Using the listing below, work out how many lines carry the word "cloroplastos", and state nothing but that number.

▸ Entries supplied
• • • •

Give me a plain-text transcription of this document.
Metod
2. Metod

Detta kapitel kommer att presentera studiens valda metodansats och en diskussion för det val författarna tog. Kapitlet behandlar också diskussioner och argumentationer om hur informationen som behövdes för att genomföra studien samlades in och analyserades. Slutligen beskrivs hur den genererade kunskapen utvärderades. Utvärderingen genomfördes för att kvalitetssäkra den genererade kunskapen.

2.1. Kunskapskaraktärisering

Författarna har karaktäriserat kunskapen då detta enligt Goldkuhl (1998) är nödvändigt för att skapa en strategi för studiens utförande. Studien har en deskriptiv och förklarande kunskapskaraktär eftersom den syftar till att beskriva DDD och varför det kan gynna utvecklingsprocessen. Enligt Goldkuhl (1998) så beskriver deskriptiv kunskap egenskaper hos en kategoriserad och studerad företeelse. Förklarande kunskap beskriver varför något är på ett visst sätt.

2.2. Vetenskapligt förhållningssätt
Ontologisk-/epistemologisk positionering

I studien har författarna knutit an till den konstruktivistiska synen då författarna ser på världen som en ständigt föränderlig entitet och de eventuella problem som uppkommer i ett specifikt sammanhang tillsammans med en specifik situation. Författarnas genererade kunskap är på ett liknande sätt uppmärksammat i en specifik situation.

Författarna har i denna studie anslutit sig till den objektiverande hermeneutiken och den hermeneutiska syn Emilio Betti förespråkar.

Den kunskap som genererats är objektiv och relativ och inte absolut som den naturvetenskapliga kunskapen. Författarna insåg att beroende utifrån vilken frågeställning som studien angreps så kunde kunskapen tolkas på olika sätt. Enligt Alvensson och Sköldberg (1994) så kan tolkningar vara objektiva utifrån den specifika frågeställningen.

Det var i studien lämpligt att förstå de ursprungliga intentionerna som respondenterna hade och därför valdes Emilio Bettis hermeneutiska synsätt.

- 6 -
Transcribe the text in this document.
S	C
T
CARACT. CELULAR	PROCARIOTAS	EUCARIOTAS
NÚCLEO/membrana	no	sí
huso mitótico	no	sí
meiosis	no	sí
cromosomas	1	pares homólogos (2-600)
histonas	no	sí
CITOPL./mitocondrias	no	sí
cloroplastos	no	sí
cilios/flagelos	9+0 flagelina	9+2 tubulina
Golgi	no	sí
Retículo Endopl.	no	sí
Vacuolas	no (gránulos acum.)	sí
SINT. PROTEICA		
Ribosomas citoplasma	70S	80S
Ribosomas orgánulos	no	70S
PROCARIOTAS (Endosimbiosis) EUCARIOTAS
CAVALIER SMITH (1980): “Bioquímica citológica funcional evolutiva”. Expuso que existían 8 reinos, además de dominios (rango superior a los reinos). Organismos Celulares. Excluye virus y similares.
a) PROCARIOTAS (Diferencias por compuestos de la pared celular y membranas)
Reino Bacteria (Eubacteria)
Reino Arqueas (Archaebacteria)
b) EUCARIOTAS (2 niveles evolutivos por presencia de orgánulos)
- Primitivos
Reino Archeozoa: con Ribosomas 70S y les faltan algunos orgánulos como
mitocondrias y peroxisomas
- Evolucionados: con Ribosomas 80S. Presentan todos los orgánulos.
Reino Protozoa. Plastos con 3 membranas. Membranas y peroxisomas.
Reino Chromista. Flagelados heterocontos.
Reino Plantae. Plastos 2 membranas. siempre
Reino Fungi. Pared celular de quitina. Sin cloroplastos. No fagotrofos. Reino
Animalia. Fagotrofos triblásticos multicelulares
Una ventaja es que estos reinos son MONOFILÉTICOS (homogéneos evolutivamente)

• • • •

▸ Result
2